## Set task
Which lines of the records contain "Countries"? Collect every one of them.

(Records about charts and figures)
^^^^^^^^^^^^^^^^
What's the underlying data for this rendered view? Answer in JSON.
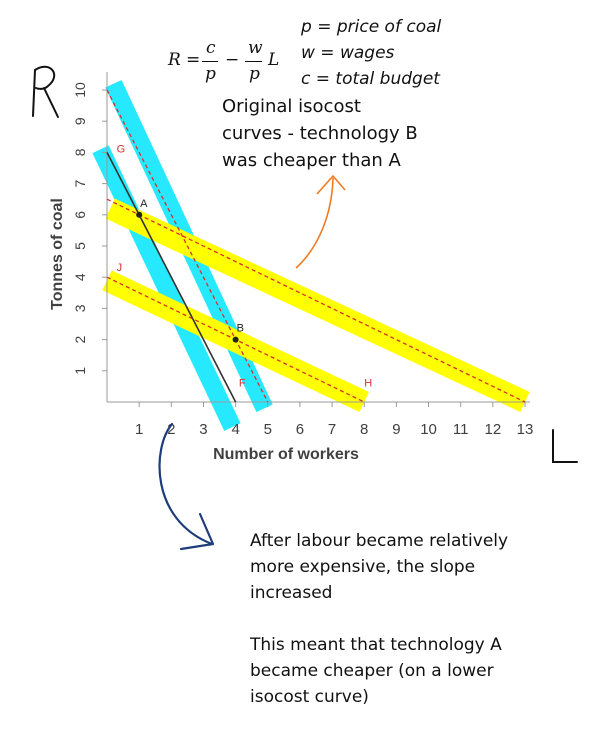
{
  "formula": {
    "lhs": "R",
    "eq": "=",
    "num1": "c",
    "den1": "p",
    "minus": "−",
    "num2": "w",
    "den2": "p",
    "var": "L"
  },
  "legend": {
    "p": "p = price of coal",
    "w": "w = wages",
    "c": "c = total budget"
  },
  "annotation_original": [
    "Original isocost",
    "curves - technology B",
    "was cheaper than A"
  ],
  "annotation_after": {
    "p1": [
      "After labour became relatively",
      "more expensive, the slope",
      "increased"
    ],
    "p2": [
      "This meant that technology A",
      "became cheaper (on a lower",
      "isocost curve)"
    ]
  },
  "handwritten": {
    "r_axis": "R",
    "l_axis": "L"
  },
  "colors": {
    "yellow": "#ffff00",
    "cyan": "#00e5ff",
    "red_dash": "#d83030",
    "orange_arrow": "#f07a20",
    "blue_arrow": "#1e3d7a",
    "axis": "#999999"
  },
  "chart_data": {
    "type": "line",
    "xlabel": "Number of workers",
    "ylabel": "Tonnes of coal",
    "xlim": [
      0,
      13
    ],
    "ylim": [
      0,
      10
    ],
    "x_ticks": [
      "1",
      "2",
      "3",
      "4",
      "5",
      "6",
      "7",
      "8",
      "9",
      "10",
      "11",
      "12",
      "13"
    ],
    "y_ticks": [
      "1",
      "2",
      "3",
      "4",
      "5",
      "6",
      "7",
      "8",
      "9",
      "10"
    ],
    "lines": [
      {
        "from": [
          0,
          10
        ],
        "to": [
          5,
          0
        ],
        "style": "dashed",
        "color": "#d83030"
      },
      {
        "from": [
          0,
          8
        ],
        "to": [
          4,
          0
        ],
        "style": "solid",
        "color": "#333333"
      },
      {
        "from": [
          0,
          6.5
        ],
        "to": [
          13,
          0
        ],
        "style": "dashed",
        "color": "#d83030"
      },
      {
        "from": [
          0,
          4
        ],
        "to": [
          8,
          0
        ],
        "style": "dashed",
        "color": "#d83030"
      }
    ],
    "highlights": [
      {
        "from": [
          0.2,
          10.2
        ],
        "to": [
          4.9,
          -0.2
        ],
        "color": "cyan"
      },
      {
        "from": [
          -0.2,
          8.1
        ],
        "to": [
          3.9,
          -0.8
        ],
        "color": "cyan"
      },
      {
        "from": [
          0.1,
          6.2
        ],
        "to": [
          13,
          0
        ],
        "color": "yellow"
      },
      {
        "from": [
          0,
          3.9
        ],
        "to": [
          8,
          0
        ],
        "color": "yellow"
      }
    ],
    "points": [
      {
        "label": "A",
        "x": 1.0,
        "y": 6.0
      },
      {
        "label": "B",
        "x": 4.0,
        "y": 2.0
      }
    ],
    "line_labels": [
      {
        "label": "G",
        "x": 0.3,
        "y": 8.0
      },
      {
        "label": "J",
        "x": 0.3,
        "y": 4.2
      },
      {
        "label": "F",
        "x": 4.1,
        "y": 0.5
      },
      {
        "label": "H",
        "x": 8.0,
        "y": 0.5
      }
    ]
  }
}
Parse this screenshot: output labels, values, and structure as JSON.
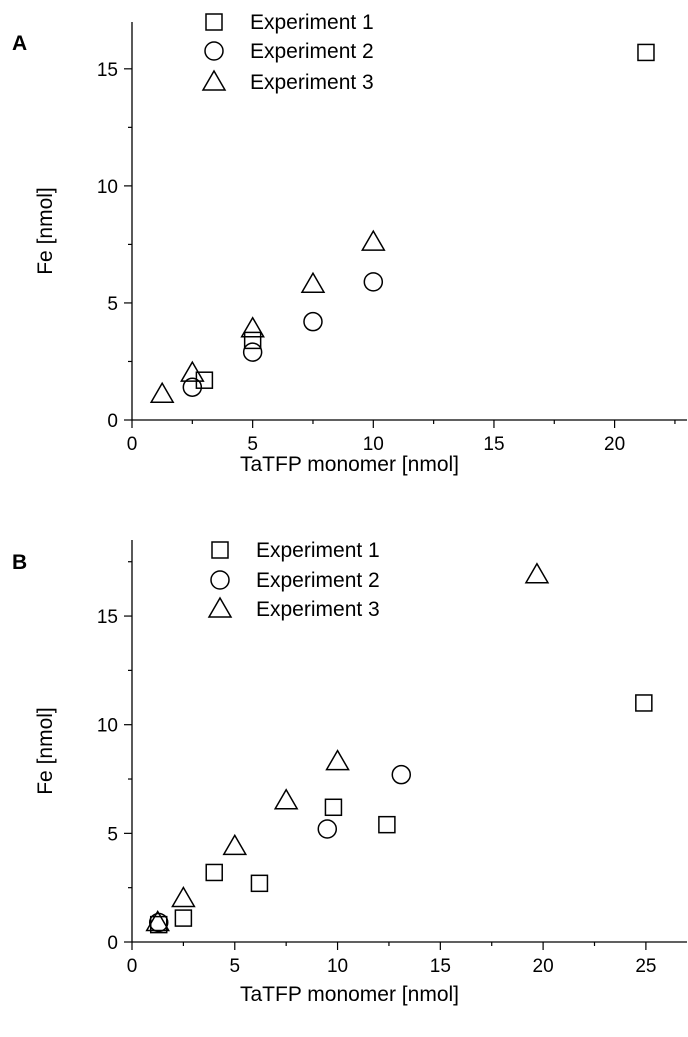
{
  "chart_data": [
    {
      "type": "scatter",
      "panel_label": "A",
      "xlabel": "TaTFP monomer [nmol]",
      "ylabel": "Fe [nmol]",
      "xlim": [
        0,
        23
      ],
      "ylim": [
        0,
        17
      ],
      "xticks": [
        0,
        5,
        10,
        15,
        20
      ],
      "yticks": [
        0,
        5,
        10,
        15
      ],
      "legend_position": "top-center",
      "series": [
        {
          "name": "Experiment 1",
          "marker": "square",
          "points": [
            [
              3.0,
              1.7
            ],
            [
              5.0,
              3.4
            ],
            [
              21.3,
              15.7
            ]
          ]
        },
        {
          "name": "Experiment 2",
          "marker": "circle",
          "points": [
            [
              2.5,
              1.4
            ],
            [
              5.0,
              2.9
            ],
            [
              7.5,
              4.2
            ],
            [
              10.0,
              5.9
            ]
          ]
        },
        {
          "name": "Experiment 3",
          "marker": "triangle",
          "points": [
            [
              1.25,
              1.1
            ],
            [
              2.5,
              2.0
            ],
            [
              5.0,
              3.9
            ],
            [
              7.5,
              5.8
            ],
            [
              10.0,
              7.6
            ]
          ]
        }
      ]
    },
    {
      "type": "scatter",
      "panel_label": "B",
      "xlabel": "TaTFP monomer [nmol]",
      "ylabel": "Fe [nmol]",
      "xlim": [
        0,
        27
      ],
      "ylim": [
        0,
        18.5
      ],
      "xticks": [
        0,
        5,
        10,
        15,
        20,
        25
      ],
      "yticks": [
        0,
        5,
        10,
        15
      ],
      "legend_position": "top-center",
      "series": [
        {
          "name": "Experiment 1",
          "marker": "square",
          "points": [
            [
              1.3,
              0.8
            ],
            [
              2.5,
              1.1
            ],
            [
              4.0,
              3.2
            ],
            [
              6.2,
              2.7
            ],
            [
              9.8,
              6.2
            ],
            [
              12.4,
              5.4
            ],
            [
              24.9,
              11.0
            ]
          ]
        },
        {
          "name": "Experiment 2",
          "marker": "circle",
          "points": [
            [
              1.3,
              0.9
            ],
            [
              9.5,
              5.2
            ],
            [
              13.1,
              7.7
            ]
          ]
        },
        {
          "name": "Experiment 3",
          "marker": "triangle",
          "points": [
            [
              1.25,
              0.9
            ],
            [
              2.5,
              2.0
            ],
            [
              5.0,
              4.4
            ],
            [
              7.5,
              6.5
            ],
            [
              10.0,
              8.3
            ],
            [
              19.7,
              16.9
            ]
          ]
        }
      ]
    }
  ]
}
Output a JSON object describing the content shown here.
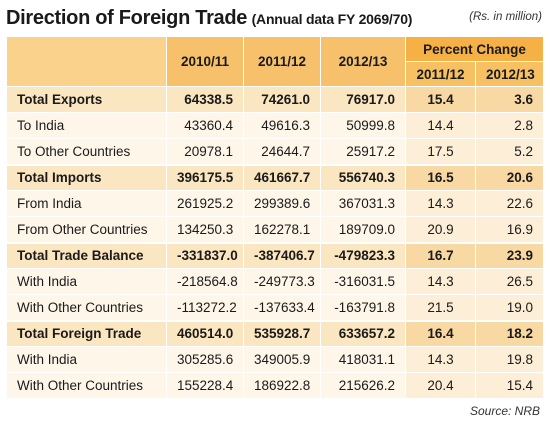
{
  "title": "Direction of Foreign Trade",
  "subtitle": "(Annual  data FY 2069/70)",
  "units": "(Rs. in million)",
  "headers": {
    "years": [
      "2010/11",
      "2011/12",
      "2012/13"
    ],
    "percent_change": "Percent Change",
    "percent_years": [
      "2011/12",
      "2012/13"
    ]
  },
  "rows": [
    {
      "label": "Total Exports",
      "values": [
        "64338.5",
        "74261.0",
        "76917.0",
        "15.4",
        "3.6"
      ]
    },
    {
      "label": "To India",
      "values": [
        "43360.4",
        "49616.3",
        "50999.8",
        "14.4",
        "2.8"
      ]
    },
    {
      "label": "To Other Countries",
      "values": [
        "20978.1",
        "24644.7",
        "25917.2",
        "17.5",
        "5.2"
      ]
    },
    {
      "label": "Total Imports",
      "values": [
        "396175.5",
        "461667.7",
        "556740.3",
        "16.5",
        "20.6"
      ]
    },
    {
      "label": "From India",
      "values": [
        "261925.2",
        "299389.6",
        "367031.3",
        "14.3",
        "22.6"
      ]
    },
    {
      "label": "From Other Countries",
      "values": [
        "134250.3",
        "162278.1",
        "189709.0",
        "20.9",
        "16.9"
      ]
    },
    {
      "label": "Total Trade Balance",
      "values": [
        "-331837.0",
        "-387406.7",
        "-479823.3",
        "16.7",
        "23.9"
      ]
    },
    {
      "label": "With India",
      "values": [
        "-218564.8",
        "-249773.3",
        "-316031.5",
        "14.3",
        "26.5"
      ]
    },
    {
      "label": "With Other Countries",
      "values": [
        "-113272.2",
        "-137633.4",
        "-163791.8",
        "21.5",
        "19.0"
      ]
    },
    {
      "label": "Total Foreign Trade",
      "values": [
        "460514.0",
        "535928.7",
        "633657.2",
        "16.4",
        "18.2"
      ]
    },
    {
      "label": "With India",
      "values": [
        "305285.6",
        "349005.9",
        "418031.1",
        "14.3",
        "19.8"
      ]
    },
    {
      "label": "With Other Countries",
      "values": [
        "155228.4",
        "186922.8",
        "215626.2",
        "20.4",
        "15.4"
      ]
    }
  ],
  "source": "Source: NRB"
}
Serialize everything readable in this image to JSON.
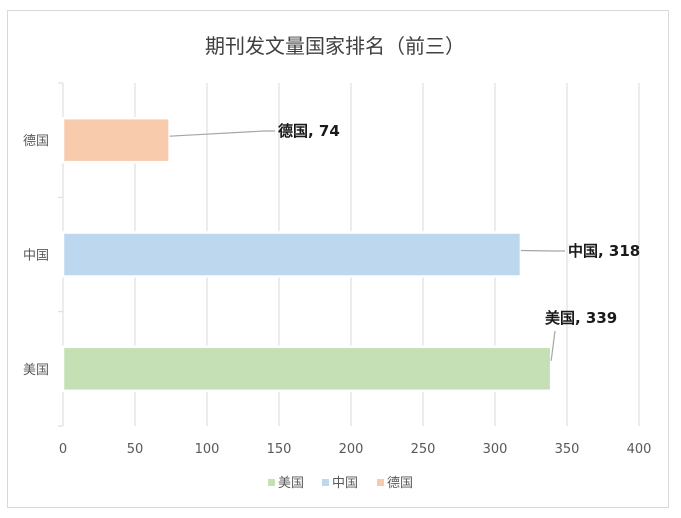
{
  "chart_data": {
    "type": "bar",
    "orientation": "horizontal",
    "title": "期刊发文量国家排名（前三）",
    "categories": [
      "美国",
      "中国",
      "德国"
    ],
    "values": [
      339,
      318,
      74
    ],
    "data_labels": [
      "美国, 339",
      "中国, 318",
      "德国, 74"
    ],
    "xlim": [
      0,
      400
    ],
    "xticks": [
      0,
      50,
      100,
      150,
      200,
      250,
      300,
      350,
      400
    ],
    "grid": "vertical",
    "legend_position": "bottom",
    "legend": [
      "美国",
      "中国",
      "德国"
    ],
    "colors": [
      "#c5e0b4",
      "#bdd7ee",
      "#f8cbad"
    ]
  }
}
^^^^^^^^^^^^^^^^
## Finished answer
      "label": "To Other Countries",
      "label": "From Other Countries",
      "label": "With Other Countries",
      "label": "With Other Countries",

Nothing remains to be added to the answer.